··· Dataset rows ···
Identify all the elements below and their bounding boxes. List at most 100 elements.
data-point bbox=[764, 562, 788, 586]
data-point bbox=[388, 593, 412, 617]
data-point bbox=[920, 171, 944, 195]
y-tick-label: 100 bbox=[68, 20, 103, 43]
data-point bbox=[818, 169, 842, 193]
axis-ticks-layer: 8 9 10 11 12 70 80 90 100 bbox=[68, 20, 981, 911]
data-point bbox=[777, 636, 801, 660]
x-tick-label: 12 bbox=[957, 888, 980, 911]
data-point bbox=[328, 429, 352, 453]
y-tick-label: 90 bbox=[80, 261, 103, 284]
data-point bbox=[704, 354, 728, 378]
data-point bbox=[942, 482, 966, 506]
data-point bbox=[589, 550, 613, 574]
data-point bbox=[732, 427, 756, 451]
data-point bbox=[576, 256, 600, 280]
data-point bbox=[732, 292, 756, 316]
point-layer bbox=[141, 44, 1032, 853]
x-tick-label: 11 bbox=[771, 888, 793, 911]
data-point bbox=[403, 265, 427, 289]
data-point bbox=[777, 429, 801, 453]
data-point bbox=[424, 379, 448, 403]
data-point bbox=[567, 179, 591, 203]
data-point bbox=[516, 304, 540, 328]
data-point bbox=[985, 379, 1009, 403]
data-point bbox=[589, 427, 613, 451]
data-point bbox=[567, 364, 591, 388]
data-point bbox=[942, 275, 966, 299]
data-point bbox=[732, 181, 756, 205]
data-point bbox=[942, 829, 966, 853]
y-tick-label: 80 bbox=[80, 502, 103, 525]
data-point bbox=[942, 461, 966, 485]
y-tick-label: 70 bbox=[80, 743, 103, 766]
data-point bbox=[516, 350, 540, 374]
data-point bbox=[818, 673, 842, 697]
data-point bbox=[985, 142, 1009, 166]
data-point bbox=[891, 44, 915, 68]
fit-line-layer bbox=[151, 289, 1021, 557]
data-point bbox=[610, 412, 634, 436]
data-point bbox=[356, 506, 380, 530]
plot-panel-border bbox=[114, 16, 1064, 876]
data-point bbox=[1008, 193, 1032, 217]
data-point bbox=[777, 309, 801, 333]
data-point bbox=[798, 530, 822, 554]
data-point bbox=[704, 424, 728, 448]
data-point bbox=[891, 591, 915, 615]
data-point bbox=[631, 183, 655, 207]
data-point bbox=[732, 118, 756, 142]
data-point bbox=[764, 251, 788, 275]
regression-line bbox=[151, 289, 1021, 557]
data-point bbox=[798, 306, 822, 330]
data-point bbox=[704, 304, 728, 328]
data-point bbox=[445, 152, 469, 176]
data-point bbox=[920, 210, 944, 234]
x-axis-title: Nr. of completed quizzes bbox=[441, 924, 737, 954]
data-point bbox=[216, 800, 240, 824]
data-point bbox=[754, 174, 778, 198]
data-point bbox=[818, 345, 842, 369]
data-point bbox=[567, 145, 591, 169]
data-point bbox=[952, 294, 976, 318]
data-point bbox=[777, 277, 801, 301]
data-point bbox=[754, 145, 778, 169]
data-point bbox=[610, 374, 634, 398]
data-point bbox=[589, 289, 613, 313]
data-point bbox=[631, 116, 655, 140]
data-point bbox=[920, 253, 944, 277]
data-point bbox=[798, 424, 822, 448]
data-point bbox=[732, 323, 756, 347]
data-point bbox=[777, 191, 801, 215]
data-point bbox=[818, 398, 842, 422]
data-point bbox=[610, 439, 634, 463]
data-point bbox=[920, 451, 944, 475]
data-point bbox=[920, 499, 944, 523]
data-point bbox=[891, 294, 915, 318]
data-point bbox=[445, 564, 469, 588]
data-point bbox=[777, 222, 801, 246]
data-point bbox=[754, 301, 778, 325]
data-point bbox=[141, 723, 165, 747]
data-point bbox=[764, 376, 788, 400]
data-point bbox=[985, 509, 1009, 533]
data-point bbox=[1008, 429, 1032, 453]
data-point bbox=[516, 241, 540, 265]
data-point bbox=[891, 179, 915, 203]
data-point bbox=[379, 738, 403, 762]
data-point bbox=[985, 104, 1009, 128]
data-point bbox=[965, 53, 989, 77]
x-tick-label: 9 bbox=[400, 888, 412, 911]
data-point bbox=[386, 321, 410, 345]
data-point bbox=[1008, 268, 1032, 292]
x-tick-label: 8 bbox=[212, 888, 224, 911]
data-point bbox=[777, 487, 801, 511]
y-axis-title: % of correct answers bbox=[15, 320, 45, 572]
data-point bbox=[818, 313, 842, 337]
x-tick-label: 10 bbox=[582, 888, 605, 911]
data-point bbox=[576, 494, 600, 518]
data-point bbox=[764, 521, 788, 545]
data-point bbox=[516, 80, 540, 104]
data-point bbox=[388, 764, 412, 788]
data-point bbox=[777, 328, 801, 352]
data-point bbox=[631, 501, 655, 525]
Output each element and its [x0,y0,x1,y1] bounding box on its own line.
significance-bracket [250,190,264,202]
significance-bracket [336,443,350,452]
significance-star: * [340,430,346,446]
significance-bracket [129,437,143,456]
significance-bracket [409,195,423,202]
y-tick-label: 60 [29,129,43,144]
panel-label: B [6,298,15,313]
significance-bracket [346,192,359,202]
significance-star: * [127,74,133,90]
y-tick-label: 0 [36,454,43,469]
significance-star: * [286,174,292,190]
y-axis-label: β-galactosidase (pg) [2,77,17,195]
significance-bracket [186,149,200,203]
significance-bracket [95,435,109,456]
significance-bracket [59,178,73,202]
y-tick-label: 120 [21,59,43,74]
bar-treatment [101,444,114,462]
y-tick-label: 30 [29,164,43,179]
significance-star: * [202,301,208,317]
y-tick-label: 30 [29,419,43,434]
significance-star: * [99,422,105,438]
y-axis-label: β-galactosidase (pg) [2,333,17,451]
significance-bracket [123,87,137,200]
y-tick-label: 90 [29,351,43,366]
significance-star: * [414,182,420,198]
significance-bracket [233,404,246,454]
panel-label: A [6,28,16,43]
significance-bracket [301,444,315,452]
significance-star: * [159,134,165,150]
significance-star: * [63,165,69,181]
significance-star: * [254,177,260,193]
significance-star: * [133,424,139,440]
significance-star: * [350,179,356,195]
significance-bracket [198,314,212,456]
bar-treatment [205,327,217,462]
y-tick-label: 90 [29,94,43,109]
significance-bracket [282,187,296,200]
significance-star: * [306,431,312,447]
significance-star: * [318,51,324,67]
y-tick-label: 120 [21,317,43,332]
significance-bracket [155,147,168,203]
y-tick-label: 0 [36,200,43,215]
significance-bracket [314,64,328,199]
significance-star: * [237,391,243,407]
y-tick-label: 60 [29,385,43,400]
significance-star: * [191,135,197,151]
···
◆ Stated problem ◆
Give every line of the items above as a JSON list of strings, one string per line and no strings for blank lines.

◆ Task response ◆
[
  "Identify all the elements below and their bounding boxes. List at most 100 elements.",
  "data-point bbox=[764, 562, 788, 586]",
  "data-point bbox=[388, 593, 412, 617]",
  "data-point bbox=[920, 171, 944, 195]",
  "y-tick-label: 100 bbox=[68, 20, 103, 43]",
  "data-point bbox=[818, 169, 842, 193]",
  "axis-ticks-layer: 8 9 10 11 12 70 80 90 100 bbox=[68, 20, 981, 911]",
  "data-point bbox=[777, 636, 801, 660]",
  "x-tick-label: 12 bbox=[957, 888, 980, 911]",
  "data-point bbox=[328, 429, 352, 453]",
  "y-tick-label: 90 bbox=[80, 261, 103, 284]",
  "data-point bbox=[704, 354, 728, 378]",
  "data-point bbox=[942, 482, 966, 506]",
  "data-point bbox=[589, 550, 613, 574]",
  "data-point bbox=[732, 427, 756, 451]",
  "data-point bbox=[576, 256, 600, 280]",
  "data-point bbox=[732, 292, 756, 316]",
  "point-layer bbox=[141, 44, 1032, 853]",
  "x-tick-label: 11 bbox=[771, 888, 793, 911]",
  "data-point bbox=[403, 265, 427, 289]",
  "data-point bbox=[777, 429, 801, 453]",
  "data-point bbox=[424, 379, 448, 403]",
  "data-point bbox=[567, 179, 591, 203]",
  "data-point bbox=[516, 304, 540, 328]",
  "data-point bbox=[985, 379, 1009, 403]",
  "data-point bbox=[589, 427, 613, 451]",
  "data-point bbox=[567, 364, 591, 388]",
  "data-point bbox=[942, 275, 966, 299]",
  "data-point bbox=[732, 181, 756, 205]",
  "data-point bbox=[942, 829, 966, 853]",
  "y-tick-label: 80 bbox=[80, 502, 103, 525]",
  "data-point bbox=[942, 461, 966, 485]",
  "y-tick-label: 70 bbox=[80, 743, 103, 766]",
  "data-point bbox=[516, 350, 540, 374]",
  "data-point bbox=[818, 673, 842, 697]",
  "data-point bbox=[985, 142, 1009, 166]",
  "data-point bbox=[891, 44, 915, 68]",
  "fit-line-layer bbox=[151, 289, 1021, 557]",
  "data-point bbox=[610, 412, 634, 436]",
  "data-point bbox=[356, 506, 380, 530]",
  "plot-panel-border bbox=[114, 16, 1064, 876]",
  "data-point bbox=[1008, 193, 1032, 217]",
  "data-point bbox=[777, 309, 801, 333]",
  "data-point bbox=[798, 530, 822, 554]",
  "data-point bbox=[704, 424, 728, 448]",
  "data-point bbox=[891, 591, 915, 615]",
  "data-point bbox=[631, 183, 655, 207]",
  "data-point bbox=[732, 118, 756, 142]",
  "data-point bbox=[764, 251, 788, 275]",
  "regression-line bbox=[151, 289, 1021, 557]",
  "data-point bbox=[798, 306, 822, 330]",
  "data-point bbox=[704, 304, 728, 328]",
  "data-point bbox=[445, 152, 469, 176]",
  "data-point bbox=[920, 210, 944, 234]",
  "x-axis-title: Nr. of completed quizzes bbox=[441, 924, 737, 954]",
  "data-point bbox=[216, 800, 240, 824]",
  "data-point bbox=[754, 174, 778, 198]",
  "data-point bbox=[818, 345, 842, 369]",
  "data-point bbox=[567, 145, 591, 169]",
  "data-point bbox=[952, 294, 976, 318]",
  "data-point bbox=[777, 277, 801, 301]",
  "data-point bbox=[754, 145, 778, 169]",
  "data-point bbox=[610, 374, 634, 398]",
  "data-point bbox=[589, 289, 613, 313]",
  "data-point bbox=[631, 116, 655, 140]",
  "data-point bbox=[920, 253, 944, 277]",
  "data-point bbox=[798, 424, 822, 448]",
  "data-point bbox=[732, 323, 756, 347]",
  "data-point bbox=[777, 191, 801, 215]",
  "data-point bbox=[818, 398, 842, 422]",
  "data-point bbox=[610, 439, 634, 463]",
  "data-point bbox=[920, 451, 944, 475]",
  "data-point bbox=[920, 499, 944, 523]",
  "data-point bbox=[891, 294, 915, 318]",
  "data-point bbox=[445, 564, 469, 588]",
  "data-point bbox=[777, 222, 801, 246]",
  "data-point bbox=[754, 301, 778, 325]",
  "data-point bbox=[141, 723, 165, 747]",
  "data-point bbox=[764, 376, 788, 400]",
  "data-point bbox=[985, 509, 1009, 533]",
  "data-point bbox=[1008, 429, 1032, 453]",
  "data-point bbox=[516, 241, 540, 265]",
  "data-point bbox=[891, 179, 915, 203]",
  "data-point bbox=[379, 738, 403, 762]",
  "data-point bbox=[985, 104, 1009, 128]",
  "data-point bbox=[965, 53, 989, 77]",
  "x-tick-label: 9 bbox=[400, 888, 412, 911]",
  "data-point bbox=[386, 321, 410, 345]",
  "data-point bbox=[1008, 268, 1032, 292]",
  "x-tick-label: 8 bbox=[212, 888, 224, 911]",
  "data-point bbox=[777, 487, 801, 511]",
  "y-axis-title: % of correct answers bbox=[15, 320, 45, 572]",
  "data-point bbox=[818, 313, 842, 337]",
  "x-tick-label: 10 bbox=[582, 888, 605, 911]",
  "data-point bbox=[576, 494, 600, 518]",
  "data-point bbox=[764, 521, 788, 545]",
  "data-point bbox=[516, 80, 540, 104]",
  "data-point bbox=[388, 764, 412, 788]",
  "data-point bbox=[777, 328, 801, 352]",
  "data-point bbox=[631, 501, 655, 525]",
  "Output each element and its [x0,y0,x1,y1] bounding box on its own line.",
  "significance-bracket [250,190,264,202]",
  "significance-bracket [336,443,350,452]",
  "significance-star: * [340,430,346,446]",
  "significance-bracket [129,437,143,456]",
  "significance-bracket [409,195,423,202]",
  "y-tick-label: 60 [29,129,43,144]",
  "panel-label: B [6,298,15,313]",
  "significance-bracket [346,192,359,202]",
  "significance-star: * [127,74,133,90]",
  "y-tick-label: 0 [36,454,43,469]",
  "significance-star: * [286,174,292,190]",
  "y-axis-label: β-galactosidase (pg) [2,77,17,195]",
  "significance-bracket [186,149,200,203]",
  "significance-bracket [95,435,109,456]",
  "significance-bracket [59,178,73,202]",
  "y-tick-label: 120 [21,59,43,74]",
  "bar-treatment [101,444,114,462]",
  "y-tick-label: 30 [29,164,43,179]",
  "significance-star: * [202,301,208,317]",
  "y-tick-label: 30 [29,419,43,434]",
  "significance-star: * [99,422,105,438]",
  "y-axis-label: β-galactosidase (pg) [2,333,17,451]",
  "significance-bracket [123,87,137,200]",
  "y-tick-label: 90 [29,351,43,366]",
  "significance-star: * [414,182,420,198]",
  "significance-bracket [233,404,246,454]",
  "panel-label: A [6,28,16,43]",
  "significance-bracket [301,444,315,452]",
  "significance-star: * [159,134,165,150]",
  "significance-star: * [63,165,69,181]",
  "significance-star: * [254,177,260,193]",
  "significance-star: * [133,424,139,440]",
  "significance-star: * [350,179,356,195]",
  "significance-bracket [198,314,212,456]",
  "bar-treatment [205,327,217,462]",
  "y-tick-label: 90 [29,94,43,109]",
  "significance-bracket [282,187,296,200]",
  "significance-star: * [306,431,312,447]",
  "significance-star: * [318,51,324,67]",
  "y-tick-label: 120 [21,317,43,332]",
  "significance-bracket [155,147,168,203]",
  "y-tick-label: 0 [36,200,43,215]",
  "significance-bracket [314,64,328,199]",
  "significance-star: * [237,391,243,407]",
  "y-tick-label: 60 [29,385,43,400]",
  "significance-star: * [191,135,197,151]"
]